Saved entries
# # # # #

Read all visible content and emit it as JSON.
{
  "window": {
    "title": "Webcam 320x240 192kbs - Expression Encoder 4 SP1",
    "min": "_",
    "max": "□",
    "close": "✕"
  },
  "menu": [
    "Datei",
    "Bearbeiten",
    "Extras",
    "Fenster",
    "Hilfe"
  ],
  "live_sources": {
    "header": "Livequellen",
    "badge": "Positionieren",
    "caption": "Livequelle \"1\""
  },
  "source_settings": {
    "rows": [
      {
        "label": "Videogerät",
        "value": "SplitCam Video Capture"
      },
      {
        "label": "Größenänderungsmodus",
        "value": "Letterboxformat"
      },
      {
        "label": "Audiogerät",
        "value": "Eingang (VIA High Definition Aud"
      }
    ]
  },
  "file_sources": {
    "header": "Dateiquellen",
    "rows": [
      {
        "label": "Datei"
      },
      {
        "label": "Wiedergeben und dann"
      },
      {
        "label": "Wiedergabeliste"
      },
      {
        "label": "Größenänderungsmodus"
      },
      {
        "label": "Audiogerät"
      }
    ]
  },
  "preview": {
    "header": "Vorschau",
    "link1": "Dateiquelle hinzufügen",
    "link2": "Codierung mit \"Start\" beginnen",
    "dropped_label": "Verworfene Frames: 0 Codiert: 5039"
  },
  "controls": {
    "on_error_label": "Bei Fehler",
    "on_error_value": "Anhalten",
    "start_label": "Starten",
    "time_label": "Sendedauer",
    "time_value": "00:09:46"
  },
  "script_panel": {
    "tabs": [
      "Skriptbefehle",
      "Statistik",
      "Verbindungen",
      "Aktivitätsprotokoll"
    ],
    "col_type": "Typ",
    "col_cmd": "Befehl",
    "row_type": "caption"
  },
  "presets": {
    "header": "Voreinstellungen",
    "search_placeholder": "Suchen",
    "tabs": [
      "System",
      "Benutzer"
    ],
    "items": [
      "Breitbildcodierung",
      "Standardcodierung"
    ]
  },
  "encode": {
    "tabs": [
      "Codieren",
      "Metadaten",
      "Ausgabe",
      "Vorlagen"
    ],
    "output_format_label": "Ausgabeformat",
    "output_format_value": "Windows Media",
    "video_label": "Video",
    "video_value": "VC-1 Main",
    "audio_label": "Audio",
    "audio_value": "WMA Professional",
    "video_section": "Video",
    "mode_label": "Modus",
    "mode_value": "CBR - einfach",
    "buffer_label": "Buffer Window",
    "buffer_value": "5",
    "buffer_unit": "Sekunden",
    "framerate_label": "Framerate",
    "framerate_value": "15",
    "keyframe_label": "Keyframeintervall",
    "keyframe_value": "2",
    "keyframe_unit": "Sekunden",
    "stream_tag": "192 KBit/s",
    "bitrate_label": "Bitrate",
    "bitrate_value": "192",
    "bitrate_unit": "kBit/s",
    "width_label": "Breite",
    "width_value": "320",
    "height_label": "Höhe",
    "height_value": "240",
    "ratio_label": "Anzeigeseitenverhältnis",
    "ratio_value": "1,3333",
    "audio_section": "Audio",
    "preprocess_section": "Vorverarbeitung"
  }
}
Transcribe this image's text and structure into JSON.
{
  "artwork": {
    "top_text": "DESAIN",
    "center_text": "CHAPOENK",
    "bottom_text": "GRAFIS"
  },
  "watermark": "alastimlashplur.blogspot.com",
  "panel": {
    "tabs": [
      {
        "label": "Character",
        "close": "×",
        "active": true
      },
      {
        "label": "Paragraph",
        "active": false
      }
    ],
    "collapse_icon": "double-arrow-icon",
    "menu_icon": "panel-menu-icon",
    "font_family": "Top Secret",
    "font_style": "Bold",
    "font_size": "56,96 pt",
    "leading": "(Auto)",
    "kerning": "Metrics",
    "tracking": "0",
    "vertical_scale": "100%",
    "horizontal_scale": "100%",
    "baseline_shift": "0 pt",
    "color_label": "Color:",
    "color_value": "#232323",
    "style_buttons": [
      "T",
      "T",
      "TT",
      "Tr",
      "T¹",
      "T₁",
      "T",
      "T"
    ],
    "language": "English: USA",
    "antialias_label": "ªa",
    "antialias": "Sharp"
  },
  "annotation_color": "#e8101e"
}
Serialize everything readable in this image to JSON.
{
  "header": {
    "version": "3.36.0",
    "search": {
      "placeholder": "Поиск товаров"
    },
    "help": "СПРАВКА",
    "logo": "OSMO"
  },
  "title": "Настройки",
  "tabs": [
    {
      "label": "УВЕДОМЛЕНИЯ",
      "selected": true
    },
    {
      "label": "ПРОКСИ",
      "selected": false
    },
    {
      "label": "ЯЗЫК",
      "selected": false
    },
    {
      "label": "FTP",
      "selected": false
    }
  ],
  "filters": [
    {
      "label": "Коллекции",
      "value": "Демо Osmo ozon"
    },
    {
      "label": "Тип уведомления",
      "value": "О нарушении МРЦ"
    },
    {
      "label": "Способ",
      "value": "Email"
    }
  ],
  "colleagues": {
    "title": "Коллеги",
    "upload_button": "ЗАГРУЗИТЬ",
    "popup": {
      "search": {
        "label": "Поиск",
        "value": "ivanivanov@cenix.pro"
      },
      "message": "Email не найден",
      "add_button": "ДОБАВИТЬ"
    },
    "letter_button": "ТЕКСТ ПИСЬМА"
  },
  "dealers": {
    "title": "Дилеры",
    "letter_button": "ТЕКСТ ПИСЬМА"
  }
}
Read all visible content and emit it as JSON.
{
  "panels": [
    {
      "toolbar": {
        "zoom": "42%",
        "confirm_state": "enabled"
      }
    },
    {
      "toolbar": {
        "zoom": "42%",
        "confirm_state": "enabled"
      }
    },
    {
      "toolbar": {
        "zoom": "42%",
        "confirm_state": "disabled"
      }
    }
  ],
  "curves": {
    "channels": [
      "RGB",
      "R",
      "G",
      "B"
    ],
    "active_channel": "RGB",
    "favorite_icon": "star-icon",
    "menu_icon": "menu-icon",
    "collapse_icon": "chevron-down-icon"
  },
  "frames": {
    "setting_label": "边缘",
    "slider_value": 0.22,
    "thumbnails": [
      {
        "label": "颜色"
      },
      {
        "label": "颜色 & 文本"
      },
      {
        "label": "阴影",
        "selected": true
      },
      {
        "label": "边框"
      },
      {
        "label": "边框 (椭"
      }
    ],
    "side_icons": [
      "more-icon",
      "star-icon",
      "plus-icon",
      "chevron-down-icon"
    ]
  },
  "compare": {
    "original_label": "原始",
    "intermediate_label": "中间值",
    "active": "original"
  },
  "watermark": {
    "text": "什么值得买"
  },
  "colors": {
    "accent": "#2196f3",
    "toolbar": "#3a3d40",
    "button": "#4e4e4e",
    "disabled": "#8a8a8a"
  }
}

# # # # #

• [GOAL OF THE EXERCISE] Reproduce every line of the data verbatim.

• [OUTPUT BELOW]
Read all visible content and emit it as JSON.
{
  "window": {
    "title": "Webcam 320x240 192kbs - Expression Encoder 4 SP1",
    "min": "_",
    "max": "□",
    "close": "✕"
  },
  "menu": [
    "Datei",
    "Bearbeiten",
    "Extras",
    "Fenster",
    "Hilfe"
  ],
  "live_sources": {
    "header": "Livequellen",
    "badge": "Positionieren",
    "caption": "Livequelle \"1\""
  },
  "source_settings": {
    "rows": [
      {
        "label": "Videogerät",
        "value": "SplitCam Video Capture"
      },
      {
        "label": "Größenänderungsmodus",
        "value": "Letterboxformat"
      },
      {
        "label": "Audiogerät",
        "value": "Eingang (VIA High Definition Aud"
      }
    ]
  },
  "file_sources": {
    "header": "Dateiquellen",
    "rows": [
      {
        "label": "Datei"
      },
      {
        "label": "Wiedergeben und dann"
      },
      {
        "label": "Wiedergabeliste"
      },
      {
        "label": "Größenänderungsmodus"
      },
      {
        "label": "Audiogerät"
      }
    ]
  },
  "preview": {
    "header": "Vorschau",
    "link1": "Dateiquelle hinzufügen",
    "link2": "Codierung mit \"Start\" beginnen",
    "dropped_label": "Verworfene Frames: 0 Codiert: 5039"
  },
  "controls": {
    "on_error_label": "Bei Fehler",
    "on_error_value": "Anhalten",
    "start_label": "Starten",
    "time_label": "Sendedauer",
    "time_value": "00:09:46"
  },
  "script_panel": {
    "tabs": [
      "Skriptbefehle",
      "Statistik",
      "Verbindungen",
      "Aktivitätsprotokoll"
    ],
    "col_type": "Typ",
    "col_cmd": "Befehl",
    "row_type": "caption"
  },
  "presets": {
    "header": "Voreinstellungen",
    "search_placeholder": "Suchen",
    "tabs": [
      "System",
      "Benutzer"
    ],
    "items": [
      "Breitbildcodierung",
      "Standardcodierung"
    ]
  },
  "encode": {
    "tabs": [
      "Codieren",
      "Metadaten",
      "Ausgabe",
      "Vorlagen"
    ],
    "output_format_label": "Ausgabeformat",
    "output_format_value": "Windows Media",
    "video_label": "Video",
    "video_value": "VC-1 Main",
    "audio_label": "Audio",
    "audio_value": "WMA Professional",
    "video_section": "Video",
    "mode_label": "Modus",
    "mode_value": "CBR - einfach",
    "buffer_label": "Buffer Window",
    "buffer_value": "5",
    "buffer_unit": "Sekunden",
    "framerate_label": "Framerate",
    "framerate_value": "15",
    "keyframe_label": "Keyframeintervall",
    "keyframe_value": "2",
    "keyframe_unit": "Sekunden",
    "stream_tag": "192 KBit/s",
    "bitrate_label": "Bitrate",
    "bitrate_value": "192",
    "bitrate_unit": "kBit/s",
    "width_label": "Breite",
    "width_value": "320",
    "height_label": "Höhe",
    "height_value": "240",
    "ratio_label": "Anzeigeseitenverhältnis",
    "ratio_value": "1,3333",
    "audio_section": "Audio",
    "preprocess_section": "Vorverarbeitung"
  }
}
Transcribe this image's text and structure into JSON.
{
  "artwork": {
    "top_text": "DESAIN",
    "center_text": "CHAPOENK",
    "bottom_text": "GRAFIS"
  },
  "watermark": "alastimlashplur.blogspot.com",
  "panel": {
    "tabs": [
      {
        "label": "Character",
        "close": "×",
        "active": true
      },
      {
        "label": "Paragraph",
        "active": false
      }
    ],
    "collapse_icon": "double-arrow-icon",
    "menu_icon": "panel-menu-icon",
    "font_family": "Top Secret",
    "font_style": "Bold",
    "font_size": "56,96 pt",
    "leading": "(Auto)",
    "kerning": "Metrics",
    "tracking": "0",
    "vertical_scale": "100%",
    "horizontal_scale": "100%",
    "baseline_shift": "0 pt",
    "color_label": "Color:",
    "color_value": "#232323",
    "style_buttons": [
      "T",
      "T",
      "TT",
      "Tr",
      "T¹",
      "T₁",
      "T",
      "T"
    ],
    "language": "English: USA",
    "antialias_label": "ªa",
    "antialias": "Sharp"
  },
  "annotation_color": "#e8101e"
}
Serialize everything readable in this image to JSON.
{
  "header": {
    "version": "3.36.0",
    "search": {
      "placeholder": "Поиск товаров"
    },
    "help": "СПРАВКА",
    "logo": "OSMO"
  },
  "title": "Настройки",
  "tabs": [
    {
      "label": "УВЕДОМЛЕНИЯ",
      "selected": true
    },
    {
      "label": "ПРОКСИ",
      "selected": false
    },
    {
      "label": "ЯЗЫК",
      "selected": false
    },
    {
      "label": "FTP",
      "selected": false
    }
  ],
  "filters": [
    {
      "label": "Коллекции",
      "value": "Демо Osmo ozon"
    },
    {
      "label": "Тип уведомления",
      "value": "О нарушении МРЦ"
    },
    {
      "label": "Способ",
      "value": "Email"
    }
  ],
  "colleagues": {
    "title": "Коллеги",
    "upload_button": "ЗАГРУЗИТЬ",
    "popup": {
      "search": {
        "label": "Поиск",
        "value": "ivanivanov@cenix.pro"
      },
      "message": "Email не найден",
      "add_button": "ДОБАВИТЬ"
    },
    "letter_button": "ТЕКСТ ПИСЬМА"
  },
  "dealers": {
    "title": "Дилеры",
    "letter_button": "ТЕКСТ ПИСЬМА"
  }
}
Read all visible content and emit it as JSON.
{
  "panels": [
    {
      "toolbar": {
        "zoom": "42%",
        "confirm_state": "enabled"
      }
    },
    {
      "toolbar": {
        "zoom": "42%",
        "confirm_state": "enabled"
      }
    },
    {
      "toolbar": {
        "zoom": "42%",
        "confirm_state": "disabled"
      }
    }
  ],
  "curves": {
    "channels": [
      "RGB",
      "R",
      "G",
      "B"
    ],
    "active_channel": "RGB",
    "favorite_icon": "star-icon",
    "menu_icon": "menu-icon",
    "collapse_icon": "chevron-down-icon"
  },
  "frames": {
    "setting_label": "边缘",
    "slider_value": 0.22,
    "thumbnails": [
      {
        "label": "颜色"
      },
      {
        "label": "颜色 & 文本"
      },
      {
        "label": "阴影",
        "selected": true
      },
      {
        "label": "边框"
      },
      {
        "label": "边框 (椭"
      }
    ],
    "side_icons": [
      "more-icon",
      "star-icon",
      "plus-icon",
      "chevron-down-icon"
    ]
  },
  "compare": {
    "original_label": "原始",
    "intermediate_label": "中间值",
    "active": "original"
  },
  "watermark": {
    "text": "什么值得买"
  },
  "colors": {
    "accent": "#2196f3",
    "toolbar": "#3a3d40",
    "button": "#4e4e4e",
    "disabled": "#8a8a8a"
  }
}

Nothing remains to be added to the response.